--- start of Records to process ---

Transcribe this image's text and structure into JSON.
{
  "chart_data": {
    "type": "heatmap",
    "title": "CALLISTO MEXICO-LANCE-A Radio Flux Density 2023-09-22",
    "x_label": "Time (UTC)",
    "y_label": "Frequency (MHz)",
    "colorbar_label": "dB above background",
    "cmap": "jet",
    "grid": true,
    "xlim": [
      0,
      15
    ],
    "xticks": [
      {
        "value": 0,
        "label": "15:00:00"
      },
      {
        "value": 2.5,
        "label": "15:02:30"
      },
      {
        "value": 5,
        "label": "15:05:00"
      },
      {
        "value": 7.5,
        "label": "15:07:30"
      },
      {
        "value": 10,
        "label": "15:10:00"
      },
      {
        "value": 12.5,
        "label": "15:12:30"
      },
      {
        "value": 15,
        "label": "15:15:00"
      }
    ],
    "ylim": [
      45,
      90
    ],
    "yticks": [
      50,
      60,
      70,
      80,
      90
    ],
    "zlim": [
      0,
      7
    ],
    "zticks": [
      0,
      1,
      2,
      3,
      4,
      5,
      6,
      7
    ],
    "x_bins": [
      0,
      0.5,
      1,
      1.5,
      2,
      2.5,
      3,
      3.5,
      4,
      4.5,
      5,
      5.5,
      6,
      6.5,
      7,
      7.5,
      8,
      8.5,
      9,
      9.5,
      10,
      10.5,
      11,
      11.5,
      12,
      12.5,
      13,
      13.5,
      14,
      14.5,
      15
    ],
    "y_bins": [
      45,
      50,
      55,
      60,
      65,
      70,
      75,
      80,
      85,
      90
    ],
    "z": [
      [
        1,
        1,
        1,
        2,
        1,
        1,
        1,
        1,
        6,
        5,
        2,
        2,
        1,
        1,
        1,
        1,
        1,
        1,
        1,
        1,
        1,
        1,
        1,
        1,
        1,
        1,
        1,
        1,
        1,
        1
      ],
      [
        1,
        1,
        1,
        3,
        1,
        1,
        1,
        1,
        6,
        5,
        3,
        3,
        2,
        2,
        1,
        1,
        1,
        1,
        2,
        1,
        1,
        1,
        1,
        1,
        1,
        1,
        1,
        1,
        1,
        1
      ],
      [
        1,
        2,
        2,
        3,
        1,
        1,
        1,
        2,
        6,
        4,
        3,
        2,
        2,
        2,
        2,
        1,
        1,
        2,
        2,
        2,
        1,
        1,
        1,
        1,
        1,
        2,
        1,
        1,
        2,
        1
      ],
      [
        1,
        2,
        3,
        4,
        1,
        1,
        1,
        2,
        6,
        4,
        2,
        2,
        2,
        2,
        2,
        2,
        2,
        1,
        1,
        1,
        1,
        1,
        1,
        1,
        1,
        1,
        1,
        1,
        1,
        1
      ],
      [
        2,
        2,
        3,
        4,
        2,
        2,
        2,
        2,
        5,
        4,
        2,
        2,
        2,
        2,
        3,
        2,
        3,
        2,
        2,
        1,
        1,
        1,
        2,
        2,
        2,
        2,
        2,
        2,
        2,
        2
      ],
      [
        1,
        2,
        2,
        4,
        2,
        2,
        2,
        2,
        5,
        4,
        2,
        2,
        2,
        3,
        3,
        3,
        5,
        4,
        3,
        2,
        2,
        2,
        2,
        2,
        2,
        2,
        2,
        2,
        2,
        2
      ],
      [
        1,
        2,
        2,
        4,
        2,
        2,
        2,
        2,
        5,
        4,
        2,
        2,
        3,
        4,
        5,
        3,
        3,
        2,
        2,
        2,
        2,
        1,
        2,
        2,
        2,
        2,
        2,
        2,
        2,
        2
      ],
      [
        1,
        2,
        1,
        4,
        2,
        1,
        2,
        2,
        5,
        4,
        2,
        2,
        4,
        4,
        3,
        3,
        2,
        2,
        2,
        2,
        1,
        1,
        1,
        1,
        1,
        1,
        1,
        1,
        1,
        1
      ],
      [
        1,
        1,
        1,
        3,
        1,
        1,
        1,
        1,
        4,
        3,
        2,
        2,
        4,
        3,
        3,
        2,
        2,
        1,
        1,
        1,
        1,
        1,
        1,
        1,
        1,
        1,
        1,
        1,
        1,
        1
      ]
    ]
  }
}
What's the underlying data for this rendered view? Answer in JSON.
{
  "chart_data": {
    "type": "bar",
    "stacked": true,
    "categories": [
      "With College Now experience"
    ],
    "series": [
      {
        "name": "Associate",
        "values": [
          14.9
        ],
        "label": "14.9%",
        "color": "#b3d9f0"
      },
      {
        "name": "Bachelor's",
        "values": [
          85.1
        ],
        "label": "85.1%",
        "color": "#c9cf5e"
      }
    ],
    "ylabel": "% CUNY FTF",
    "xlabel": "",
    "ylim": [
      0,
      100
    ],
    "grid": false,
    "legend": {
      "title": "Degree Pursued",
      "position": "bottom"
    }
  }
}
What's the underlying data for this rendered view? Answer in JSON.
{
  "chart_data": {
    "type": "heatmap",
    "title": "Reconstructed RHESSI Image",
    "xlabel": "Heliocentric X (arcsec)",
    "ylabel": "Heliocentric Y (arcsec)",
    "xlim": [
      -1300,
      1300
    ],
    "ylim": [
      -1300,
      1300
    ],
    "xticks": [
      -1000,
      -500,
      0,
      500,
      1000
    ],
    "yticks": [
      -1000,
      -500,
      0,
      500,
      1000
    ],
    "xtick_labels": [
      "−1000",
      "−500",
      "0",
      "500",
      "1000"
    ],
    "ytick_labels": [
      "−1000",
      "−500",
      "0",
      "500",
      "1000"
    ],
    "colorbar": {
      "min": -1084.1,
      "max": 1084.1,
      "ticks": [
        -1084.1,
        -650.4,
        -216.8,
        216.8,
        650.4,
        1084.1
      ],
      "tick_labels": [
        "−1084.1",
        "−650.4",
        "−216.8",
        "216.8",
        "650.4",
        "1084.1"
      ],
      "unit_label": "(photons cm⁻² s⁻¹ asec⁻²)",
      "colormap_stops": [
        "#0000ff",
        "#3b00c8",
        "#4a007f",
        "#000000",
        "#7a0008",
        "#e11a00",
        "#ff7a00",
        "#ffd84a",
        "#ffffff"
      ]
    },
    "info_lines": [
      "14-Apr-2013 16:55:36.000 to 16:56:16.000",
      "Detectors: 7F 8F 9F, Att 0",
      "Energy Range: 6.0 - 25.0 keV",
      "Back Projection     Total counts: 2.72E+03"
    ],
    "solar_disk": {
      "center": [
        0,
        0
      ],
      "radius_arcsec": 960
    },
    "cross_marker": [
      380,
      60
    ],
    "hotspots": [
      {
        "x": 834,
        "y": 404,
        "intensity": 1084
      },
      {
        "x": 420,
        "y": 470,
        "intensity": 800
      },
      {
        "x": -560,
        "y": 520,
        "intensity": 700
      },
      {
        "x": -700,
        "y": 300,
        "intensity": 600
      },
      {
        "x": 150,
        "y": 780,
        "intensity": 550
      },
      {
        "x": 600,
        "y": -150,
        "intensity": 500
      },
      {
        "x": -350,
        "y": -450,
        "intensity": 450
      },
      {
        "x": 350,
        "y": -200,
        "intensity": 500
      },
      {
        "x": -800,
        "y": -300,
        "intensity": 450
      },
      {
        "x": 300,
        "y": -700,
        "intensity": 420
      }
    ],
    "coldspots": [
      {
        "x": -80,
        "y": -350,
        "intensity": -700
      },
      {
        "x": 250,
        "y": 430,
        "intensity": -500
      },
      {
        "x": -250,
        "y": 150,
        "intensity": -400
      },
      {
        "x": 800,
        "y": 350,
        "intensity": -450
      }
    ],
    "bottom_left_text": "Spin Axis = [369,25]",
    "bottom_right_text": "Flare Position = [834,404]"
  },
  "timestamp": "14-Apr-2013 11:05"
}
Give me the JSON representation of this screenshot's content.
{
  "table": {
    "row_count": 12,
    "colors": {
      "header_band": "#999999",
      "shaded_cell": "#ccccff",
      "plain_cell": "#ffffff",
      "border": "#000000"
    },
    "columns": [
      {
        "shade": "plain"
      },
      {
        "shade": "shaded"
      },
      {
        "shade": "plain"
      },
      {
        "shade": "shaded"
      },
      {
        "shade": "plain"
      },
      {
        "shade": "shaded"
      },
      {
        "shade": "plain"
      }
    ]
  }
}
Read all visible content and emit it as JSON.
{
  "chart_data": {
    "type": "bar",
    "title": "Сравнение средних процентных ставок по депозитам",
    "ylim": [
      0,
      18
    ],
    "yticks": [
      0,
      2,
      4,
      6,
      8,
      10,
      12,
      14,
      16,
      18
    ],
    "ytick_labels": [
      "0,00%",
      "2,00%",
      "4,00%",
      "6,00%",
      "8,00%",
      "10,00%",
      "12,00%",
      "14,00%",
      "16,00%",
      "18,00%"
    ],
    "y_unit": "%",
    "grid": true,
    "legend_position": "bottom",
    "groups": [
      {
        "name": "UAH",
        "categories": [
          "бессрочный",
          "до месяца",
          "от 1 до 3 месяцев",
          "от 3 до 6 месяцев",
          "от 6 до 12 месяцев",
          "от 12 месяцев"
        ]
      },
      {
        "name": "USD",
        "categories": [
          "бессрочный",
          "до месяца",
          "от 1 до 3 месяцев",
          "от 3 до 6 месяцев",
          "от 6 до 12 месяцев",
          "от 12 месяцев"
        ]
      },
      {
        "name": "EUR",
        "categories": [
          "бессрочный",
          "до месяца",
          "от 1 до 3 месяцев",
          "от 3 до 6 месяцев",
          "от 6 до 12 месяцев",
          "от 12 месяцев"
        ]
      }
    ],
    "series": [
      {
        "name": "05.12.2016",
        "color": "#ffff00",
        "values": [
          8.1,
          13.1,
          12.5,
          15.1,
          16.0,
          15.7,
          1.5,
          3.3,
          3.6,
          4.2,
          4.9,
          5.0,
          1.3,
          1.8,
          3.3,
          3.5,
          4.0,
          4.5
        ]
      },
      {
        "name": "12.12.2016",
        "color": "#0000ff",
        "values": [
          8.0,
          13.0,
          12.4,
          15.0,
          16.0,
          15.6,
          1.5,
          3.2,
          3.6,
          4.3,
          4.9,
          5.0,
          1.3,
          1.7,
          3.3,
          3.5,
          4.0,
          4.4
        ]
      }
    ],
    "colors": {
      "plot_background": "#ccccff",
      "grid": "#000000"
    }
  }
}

--- end of Records to process ---

:: Instructions for the task ::
Locate the word "this" in the data above. Copy every line carrying it.

:: Output of the exercise ::
Transcribe this image's text and structure into JSON.
What's the underlying data for this rendered view? Answer in JSON.
What's the underlying data for this rendered view? Answer in JSON.
Give me the JSON representation of this screenshot's content.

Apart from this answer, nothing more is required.